──────── Selected excerpt

That's demonstrably untrue. The PHB was released in August 2014. The MM in September 2014. And the DMG in December 2014. CR started streaming in March 2015. Depending on how you count it, 5E was between 3 and 7 months old at that point. It was not the resurgent pop culture fad it eventually became when it was that new. A success, sure. On its way to beat 4E, sure. Beating Pathfinder? Maybe, I don't remember exactly when the top spot swap took place. But it certainly wasn't all this that quickly.
D&D took back the top spot almost instantly - Fall quarter 2014, according to ICv2. And it hasn't budged from that spot since.
 
Last edited:

D&D took back the stop spot almost instantly - Fall quarter 2014, according to ICv2. And it hasn't budged from that spot since.

Lol Paizo sells more books for a couple months and now years later it's like Pathfinder was more popular? There was a minute there in the hobby shops where we gathered to enjoy our Magic the Gathering and Warhammer and D&D, that it seemed everyone was into Paizo in all the stores.

But even then it didn't last all that long and I saw plenty of people playing 5E when I wasn't busy playing 3.5.
 

I think Critical Role's success and D&D 5E's success went hand-in-hand. Each one helped the other.

Switching to 5E helped Critical Role because CritRole was a completely new show that needed something to hook viewers. Using the current "big thing" in roleplaying... D&D 5E... was that thing. D&D as a brand was a more known property to all those potential Geek & Sundry viewers that perhaps were board and video gamers but not necessarily into RPGs. Had CritRole used Pathfinder, there is no guarantee that it would have caught as many casual Geek & Sundry viewers because less of them would have known what "Pathfinder" was. They'd have had to have been told "Well, it's like Dungeons & Dragons, but it's a little different..." yadda yadda yadda. But by actually using D&D there was less instruction needed. This probably helped onboard more people into the show and into this particular game and roleplaying in general.

5E of course benefitted because CritRole was the right group with the right players and the right DM at the right time to show people what was possible to be done with this game and who were willing to take the game seriously. D&D and the art of roleplaying were not treated like it was a joke that was being played. I don't think the same can be said as much with regards to say Adventure Zone or Nerd Poker or the Penny Arcade / PvP podcasts that were all active by the time CR started. All of them were shows with silliness to them and where the gag was almost "Hey, look at this goofy thing we're doing!" rather than treating the player of the game seriously but letting the humor come out of the play. I mean heck... I think all three of those podcasts had characters with joke names, and that right there told us that they were not treating their games like they were anything more than a fun, goofy time.

────────────────

» Explore the material:
(a) In the forum discussion about D&D 5E and Critical Role, in what month and year did Critical Role start streaming?
(b) Please reproduce part of the forum discussion about D&D 5E and Critical Role word for word, beginning at the words "Lol Paizo sells" and stopping after "busy playing 3.5.".
(c) Continue the forum discussion about D&D 5E and Critical Role from the point where its text stops.
You can work from the forum discussion alone; the rows that come next are not needed.

──────── Data for analysis

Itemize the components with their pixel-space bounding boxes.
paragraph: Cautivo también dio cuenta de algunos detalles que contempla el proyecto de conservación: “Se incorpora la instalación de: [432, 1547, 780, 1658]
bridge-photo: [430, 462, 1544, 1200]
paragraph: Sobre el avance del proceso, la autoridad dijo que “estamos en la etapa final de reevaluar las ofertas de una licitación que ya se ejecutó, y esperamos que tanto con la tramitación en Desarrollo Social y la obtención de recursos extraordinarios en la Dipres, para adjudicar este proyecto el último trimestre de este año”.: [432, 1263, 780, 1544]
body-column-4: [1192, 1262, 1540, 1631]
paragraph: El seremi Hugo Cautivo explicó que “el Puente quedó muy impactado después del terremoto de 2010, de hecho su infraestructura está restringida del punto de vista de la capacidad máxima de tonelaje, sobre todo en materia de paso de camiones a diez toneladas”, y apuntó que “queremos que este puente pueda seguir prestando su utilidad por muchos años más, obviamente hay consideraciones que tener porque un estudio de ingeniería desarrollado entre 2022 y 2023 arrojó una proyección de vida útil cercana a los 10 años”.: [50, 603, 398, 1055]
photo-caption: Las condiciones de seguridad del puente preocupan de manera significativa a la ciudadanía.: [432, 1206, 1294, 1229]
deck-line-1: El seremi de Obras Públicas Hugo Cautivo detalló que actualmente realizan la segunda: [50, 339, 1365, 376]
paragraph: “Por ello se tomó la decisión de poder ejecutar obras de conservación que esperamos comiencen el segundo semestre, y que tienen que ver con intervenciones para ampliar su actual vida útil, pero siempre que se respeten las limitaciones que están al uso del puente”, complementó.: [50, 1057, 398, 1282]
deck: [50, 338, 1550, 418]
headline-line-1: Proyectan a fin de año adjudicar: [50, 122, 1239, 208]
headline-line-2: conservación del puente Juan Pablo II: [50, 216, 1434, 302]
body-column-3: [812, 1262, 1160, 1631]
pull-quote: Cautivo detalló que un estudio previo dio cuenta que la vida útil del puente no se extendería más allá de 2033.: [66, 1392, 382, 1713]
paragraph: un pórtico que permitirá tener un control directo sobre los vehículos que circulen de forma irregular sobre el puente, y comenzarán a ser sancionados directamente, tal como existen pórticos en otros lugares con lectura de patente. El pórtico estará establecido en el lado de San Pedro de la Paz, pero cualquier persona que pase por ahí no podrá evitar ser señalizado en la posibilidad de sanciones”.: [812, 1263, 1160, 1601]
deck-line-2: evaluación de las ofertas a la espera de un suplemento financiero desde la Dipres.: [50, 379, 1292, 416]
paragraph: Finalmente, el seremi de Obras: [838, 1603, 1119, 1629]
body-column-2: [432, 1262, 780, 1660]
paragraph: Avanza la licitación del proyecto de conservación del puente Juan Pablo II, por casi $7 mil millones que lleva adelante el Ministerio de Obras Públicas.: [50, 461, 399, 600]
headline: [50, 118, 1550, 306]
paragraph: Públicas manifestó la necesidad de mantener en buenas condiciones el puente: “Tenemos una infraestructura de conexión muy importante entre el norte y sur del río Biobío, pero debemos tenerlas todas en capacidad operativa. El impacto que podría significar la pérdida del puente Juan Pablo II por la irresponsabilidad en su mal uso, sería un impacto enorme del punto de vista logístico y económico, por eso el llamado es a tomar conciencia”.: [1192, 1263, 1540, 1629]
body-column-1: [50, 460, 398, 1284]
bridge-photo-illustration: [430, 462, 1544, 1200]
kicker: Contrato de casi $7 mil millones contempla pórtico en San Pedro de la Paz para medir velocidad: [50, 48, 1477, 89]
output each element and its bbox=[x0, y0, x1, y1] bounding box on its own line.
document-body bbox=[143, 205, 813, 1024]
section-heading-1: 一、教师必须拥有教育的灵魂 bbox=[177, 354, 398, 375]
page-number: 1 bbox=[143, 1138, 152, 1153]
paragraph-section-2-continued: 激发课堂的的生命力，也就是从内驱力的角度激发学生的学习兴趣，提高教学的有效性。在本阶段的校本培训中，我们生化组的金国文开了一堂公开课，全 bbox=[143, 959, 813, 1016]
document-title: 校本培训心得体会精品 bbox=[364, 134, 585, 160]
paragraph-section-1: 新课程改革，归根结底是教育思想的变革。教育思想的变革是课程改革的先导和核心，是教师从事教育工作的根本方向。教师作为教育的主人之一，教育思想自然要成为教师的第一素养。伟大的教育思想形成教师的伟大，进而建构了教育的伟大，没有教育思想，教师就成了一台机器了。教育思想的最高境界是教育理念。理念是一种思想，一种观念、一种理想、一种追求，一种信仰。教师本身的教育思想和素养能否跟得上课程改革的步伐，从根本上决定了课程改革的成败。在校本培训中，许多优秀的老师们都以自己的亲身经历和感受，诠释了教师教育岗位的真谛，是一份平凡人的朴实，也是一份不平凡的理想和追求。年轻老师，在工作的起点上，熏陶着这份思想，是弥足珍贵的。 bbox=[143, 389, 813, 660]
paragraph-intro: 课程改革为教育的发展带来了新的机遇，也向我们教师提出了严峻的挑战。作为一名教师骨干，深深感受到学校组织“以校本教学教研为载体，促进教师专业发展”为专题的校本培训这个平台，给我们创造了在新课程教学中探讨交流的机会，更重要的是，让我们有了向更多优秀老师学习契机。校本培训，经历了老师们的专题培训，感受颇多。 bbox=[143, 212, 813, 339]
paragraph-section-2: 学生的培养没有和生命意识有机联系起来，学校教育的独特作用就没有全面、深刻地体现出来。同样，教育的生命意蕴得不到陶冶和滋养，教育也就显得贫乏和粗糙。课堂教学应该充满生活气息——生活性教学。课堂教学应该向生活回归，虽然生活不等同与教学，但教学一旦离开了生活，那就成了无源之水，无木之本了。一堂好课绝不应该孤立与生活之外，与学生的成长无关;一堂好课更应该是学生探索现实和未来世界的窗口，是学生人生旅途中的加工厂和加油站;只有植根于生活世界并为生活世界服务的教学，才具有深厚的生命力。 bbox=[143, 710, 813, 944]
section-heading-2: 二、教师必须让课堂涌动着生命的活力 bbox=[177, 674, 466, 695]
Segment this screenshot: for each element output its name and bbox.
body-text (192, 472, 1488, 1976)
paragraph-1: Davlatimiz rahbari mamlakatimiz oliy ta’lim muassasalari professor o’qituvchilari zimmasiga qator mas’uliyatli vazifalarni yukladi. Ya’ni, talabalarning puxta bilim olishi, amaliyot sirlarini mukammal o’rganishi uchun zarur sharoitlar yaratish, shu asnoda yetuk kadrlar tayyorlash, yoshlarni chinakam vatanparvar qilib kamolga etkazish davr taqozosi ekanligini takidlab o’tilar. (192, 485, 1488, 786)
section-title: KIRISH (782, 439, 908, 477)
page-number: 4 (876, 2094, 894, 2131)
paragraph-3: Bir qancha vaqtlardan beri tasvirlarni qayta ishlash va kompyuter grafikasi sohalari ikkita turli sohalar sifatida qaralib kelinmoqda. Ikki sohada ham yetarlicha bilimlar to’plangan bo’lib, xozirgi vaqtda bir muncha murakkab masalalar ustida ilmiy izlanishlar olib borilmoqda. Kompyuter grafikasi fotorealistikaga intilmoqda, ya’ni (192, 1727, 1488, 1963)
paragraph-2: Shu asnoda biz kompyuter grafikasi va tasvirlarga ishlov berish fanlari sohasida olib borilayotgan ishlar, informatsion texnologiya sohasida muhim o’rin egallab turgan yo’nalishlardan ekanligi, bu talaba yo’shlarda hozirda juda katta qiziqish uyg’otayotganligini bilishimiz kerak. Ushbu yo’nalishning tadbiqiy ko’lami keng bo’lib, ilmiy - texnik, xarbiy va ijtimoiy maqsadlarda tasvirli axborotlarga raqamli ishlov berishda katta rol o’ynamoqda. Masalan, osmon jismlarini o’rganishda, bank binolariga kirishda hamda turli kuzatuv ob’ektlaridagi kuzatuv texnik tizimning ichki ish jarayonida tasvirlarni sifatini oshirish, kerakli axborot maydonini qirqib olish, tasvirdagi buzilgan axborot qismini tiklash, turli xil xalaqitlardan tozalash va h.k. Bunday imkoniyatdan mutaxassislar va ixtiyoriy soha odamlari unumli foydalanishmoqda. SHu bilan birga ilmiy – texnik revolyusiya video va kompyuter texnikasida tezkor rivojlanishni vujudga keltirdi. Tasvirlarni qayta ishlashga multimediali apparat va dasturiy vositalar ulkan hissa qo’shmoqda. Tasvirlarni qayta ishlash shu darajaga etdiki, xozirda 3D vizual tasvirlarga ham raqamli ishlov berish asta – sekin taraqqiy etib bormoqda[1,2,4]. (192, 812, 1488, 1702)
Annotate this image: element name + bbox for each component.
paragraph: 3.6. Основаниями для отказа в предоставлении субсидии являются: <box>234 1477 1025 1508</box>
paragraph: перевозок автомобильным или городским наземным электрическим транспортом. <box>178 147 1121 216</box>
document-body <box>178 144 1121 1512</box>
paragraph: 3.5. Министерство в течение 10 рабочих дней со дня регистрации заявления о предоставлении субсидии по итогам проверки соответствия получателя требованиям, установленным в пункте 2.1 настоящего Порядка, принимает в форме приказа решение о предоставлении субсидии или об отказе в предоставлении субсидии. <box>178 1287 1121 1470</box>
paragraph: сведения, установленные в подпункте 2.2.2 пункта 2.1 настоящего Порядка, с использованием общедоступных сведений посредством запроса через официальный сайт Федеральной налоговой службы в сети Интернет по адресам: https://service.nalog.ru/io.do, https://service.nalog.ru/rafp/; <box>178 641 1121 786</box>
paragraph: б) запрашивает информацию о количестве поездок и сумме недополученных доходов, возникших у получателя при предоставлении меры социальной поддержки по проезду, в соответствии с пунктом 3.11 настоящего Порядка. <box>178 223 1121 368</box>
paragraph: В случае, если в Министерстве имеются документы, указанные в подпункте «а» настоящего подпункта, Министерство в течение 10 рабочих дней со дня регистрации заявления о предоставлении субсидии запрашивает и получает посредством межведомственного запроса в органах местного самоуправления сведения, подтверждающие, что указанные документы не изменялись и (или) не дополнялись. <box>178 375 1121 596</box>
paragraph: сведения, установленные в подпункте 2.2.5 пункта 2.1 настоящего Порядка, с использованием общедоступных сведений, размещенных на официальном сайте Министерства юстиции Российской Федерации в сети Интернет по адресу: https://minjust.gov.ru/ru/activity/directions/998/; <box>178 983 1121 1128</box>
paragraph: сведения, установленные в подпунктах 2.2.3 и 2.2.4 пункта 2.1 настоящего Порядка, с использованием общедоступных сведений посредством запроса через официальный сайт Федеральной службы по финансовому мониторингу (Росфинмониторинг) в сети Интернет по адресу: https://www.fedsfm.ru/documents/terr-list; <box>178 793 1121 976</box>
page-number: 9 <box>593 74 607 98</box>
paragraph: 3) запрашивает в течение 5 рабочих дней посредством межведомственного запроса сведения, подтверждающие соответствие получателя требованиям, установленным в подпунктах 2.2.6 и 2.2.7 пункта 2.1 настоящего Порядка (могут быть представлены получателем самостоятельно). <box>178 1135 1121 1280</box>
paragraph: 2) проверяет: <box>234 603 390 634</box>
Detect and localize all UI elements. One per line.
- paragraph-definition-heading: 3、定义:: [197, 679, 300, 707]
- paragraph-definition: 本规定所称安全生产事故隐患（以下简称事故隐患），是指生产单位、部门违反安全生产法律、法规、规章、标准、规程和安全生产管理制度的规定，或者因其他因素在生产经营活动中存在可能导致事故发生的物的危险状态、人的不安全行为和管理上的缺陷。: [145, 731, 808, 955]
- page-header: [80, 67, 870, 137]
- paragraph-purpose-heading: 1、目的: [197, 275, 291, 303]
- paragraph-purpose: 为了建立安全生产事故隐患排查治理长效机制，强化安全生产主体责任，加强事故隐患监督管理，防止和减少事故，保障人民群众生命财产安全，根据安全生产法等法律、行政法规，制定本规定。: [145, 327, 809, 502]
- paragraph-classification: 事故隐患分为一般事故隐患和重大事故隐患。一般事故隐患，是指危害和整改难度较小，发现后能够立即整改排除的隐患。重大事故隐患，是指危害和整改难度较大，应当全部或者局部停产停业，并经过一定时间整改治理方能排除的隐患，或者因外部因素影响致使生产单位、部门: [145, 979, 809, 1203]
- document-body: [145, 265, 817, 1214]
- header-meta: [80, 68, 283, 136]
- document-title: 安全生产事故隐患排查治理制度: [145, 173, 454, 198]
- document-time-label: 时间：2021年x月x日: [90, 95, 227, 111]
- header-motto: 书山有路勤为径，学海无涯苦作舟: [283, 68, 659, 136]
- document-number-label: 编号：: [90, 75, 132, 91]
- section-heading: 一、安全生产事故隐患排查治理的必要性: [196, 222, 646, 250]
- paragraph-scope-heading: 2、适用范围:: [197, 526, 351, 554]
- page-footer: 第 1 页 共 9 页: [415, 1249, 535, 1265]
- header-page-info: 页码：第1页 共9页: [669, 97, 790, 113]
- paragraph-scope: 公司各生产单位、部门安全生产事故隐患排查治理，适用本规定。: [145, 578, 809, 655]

────────────────

» Results of the exercise:
(a) March 2015.

(b)
Lol Paizo sells more books for a couple months and now years later it's like Pathfinder was more popular? There was a minute there in the hobby shops where we gathered to enjoy our Magic the Gathering and Warhammer and D&D, that it seemed everyone was into Paizo in all the stores.

But even then it didn't last all that long and I saw plenty of people playing 5E when I wasn't busy playing 3.5.

(c)
CR didn't treat things that way nearly as much-- at least not on stream. Mercer treated the stories as serious and the players treated Mercer's stories as serious. And I think this is because they were all trained actors in improvisation... where one of the central tenets is to treat scenes as real, even if all kinds of ridiculousness is going on around you. You wink at the audience in the middle of a scene to tell them "Yeah, I know this is stupid!", and the entirety of the scene breaks down and you lose them. CR didn't do that. They treated their stories and the game seriously while also doing all kinds of goofy stuff in character. And thus it made it easier to hold an audience week after week because the cast was treating it real, and they never made the audience feel the fool for watching them do it.

Thus... with all these players being able to be seen live and onscreen in-person taking this game seriously and not treat it as a big joke, it allowed for more people to not see D&D as a joke... which quite frankly has been its most difficult stumbling block for decades. Seeing it played allowed people to understand the game was actually as serious as you wanted to make it. And that's what helped 5E and all the RPGs out there get a foot into a door that had up to that point been held shut by a large swathe of culture. D&D was no longer this gag of a game because you could now see it played just as seriously as any other game out there.